**Goal**
Count every line where "ポリシー" occurs. Give the total alone.

## Start

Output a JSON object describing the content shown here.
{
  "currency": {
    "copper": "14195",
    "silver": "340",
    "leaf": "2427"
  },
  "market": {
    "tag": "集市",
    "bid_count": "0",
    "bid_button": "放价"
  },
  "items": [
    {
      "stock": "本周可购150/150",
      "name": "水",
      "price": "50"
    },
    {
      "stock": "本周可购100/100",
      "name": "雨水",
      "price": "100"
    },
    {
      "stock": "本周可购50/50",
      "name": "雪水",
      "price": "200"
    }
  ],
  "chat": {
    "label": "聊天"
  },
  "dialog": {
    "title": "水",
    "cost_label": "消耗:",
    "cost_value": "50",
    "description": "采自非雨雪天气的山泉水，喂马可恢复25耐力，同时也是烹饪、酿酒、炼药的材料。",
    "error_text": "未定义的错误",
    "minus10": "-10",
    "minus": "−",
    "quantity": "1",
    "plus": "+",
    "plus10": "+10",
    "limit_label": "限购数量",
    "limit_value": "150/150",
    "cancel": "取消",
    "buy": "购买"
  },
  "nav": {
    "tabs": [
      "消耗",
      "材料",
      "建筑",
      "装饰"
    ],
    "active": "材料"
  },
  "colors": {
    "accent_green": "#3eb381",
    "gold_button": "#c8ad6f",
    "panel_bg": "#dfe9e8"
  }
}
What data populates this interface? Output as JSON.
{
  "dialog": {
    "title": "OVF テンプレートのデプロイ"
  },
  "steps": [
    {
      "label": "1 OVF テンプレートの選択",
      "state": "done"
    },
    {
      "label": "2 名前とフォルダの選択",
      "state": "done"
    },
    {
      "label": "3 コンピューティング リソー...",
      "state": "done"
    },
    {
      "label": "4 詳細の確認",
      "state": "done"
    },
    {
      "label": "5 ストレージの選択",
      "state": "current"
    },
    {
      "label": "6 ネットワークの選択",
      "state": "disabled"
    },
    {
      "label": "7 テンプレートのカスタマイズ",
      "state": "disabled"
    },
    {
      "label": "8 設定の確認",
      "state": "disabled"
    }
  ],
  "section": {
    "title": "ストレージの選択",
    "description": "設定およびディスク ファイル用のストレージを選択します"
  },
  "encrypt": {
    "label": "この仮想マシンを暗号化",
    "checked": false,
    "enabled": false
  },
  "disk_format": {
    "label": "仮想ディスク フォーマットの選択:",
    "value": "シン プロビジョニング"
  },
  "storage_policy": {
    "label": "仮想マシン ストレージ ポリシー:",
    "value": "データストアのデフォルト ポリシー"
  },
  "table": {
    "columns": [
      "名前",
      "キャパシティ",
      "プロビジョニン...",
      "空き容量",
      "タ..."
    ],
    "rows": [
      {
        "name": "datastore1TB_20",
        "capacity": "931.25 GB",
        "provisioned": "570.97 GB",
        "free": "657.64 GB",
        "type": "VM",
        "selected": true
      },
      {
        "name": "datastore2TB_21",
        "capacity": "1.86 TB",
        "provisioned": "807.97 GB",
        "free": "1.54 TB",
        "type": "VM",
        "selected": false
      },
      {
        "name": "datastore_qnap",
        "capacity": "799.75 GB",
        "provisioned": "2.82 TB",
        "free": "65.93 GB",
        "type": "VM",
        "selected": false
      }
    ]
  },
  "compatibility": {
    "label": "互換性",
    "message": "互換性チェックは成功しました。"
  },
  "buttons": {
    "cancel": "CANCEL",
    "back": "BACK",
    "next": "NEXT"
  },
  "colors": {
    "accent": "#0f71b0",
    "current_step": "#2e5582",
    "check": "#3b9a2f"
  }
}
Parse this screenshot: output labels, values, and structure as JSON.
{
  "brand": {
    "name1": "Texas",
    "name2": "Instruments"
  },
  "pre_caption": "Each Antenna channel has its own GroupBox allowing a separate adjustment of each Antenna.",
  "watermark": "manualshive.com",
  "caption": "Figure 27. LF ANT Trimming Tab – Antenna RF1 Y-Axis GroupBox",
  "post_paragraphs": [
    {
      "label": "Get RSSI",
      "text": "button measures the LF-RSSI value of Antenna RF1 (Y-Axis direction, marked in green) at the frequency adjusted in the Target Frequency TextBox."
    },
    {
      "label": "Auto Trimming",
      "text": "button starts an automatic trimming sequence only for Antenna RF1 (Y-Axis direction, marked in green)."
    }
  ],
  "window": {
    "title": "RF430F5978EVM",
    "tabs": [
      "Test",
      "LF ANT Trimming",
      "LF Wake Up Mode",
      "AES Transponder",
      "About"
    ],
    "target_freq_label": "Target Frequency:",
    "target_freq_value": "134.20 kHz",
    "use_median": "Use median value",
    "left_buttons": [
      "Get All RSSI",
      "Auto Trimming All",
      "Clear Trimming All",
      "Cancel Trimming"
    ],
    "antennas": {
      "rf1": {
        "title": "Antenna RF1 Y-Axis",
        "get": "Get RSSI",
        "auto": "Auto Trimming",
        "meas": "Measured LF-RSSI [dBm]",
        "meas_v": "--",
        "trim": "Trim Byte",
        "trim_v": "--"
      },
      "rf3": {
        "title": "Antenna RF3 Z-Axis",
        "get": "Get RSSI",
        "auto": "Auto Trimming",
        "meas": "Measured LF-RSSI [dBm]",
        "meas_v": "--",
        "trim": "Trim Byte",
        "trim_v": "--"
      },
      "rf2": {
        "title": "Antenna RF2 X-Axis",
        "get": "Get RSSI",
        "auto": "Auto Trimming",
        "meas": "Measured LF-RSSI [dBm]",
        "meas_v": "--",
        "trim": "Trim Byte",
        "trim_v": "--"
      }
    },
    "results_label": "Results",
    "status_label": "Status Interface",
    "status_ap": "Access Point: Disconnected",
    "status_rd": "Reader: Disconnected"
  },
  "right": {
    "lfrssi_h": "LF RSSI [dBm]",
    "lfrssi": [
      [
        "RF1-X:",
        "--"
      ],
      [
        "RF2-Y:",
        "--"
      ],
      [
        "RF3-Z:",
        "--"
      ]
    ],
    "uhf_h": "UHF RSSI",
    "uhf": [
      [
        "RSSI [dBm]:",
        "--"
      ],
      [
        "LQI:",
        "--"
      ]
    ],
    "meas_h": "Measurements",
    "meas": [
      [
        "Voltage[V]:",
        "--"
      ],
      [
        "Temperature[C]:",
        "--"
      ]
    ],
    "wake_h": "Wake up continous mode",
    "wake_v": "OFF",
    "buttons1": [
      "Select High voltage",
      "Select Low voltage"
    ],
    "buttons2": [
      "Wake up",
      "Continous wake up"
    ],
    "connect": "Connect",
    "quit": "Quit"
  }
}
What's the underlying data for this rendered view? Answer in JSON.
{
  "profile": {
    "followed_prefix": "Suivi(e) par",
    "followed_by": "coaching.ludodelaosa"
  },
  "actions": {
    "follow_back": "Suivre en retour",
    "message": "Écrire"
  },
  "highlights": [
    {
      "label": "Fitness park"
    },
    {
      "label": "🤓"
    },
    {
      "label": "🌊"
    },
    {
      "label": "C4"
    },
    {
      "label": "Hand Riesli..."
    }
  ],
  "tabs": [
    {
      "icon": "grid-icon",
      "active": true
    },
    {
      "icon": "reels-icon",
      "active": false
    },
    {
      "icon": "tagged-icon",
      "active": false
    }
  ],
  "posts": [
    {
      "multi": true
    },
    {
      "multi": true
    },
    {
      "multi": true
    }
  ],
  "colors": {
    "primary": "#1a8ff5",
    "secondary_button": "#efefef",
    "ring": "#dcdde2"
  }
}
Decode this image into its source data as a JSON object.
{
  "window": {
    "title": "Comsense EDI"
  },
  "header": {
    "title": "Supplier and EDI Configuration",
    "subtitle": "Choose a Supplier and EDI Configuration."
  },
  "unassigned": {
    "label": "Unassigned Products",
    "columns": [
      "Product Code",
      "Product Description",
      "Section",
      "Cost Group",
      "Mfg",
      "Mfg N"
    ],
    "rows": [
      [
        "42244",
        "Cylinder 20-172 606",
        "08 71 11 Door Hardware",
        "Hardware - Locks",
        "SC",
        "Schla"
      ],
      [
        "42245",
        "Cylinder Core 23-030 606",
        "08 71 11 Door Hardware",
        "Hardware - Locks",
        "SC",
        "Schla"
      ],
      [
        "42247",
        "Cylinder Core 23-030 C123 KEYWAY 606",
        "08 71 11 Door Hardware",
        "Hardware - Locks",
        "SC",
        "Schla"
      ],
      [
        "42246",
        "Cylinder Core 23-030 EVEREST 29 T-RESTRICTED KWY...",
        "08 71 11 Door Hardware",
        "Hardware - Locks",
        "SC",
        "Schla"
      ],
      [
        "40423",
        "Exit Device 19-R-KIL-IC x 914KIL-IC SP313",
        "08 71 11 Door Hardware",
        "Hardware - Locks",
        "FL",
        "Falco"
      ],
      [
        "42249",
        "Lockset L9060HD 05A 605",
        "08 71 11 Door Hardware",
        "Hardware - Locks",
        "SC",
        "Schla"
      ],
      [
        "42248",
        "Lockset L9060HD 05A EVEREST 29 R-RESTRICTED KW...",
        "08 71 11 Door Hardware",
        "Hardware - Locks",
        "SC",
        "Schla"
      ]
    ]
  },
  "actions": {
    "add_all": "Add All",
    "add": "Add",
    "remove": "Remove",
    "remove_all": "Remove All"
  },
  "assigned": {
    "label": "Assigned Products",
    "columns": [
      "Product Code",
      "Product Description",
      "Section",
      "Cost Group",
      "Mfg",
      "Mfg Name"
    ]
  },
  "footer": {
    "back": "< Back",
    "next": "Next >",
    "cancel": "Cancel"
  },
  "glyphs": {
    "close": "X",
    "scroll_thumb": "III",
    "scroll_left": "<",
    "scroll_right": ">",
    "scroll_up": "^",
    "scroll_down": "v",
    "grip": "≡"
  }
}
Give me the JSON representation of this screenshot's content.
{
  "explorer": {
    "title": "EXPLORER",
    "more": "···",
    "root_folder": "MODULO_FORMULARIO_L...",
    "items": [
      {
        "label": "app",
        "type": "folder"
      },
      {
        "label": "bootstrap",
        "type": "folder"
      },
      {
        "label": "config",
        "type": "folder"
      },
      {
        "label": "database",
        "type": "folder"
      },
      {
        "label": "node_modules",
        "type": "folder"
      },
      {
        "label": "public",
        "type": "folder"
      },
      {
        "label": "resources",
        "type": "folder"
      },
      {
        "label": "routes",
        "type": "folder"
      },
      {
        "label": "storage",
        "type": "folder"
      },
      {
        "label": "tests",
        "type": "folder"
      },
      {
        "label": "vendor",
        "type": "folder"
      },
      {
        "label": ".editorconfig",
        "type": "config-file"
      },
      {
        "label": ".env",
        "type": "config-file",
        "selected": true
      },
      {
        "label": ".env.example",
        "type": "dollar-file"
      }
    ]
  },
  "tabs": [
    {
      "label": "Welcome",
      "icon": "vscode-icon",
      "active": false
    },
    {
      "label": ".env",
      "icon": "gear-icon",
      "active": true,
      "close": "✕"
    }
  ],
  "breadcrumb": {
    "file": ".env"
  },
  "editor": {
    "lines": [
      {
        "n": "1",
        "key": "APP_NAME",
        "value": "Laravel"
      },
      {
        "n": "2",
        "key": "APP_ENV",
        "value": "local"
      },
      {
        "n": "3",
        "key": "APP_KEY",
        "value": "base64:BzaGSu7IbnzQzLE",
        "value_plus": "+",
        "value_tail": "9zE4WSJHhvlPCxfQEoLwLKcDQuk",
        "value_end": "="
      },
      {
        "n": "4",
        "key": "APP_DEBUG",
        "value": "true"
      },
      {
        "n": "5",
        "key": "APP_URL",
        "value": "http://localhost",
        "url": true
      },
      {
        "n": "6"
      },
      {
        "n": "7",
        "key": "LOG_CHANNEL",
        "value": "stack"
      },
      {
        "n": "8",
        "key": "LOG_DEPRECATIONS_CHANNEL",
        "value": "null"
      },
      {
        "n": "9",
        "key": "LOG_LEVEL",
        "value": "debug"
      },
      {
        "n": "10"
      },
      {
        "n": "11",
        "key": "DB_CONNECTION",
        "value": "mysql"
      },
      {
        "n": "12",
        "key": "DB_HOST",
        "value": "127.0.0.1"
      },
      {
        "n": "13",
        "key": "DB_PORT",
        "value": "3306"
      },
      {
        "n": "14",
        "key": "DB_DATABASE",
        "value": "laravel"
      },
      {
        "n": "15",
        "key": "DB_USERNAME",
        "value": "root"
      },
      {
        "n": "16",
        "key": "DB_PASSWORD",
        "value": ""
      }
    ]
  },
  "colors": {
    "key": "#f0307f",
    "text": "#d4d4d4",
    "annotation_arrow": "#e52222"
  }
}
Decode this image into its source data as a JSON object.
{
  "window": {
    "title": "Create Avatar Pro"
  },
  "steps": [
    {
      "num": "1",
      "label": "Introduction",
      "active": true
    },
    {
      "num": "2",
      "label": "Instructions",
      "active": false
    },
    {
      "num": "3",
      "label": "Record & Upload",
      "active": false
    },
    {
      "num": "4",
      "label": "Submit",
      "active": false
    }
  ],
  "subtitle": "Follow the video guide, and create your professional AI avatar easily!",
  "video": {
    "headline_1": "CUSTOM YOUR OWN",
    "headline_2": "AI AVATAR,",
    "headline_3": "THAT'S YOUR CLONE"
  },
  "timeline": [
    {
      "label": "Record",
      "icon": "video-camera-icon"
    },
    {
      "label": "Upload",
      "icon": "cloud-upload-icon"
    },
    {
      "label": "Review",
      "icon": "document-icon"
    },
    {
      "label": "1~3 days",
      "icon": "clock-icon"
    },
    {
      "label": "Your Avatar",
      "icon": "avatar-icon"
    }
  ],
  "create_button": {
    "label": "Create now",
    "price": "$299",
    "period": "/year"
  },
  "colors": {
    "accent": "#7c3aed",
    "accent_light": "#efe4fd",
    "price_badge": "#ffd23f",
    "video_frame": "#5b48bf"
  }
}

## End

**Full solution**
2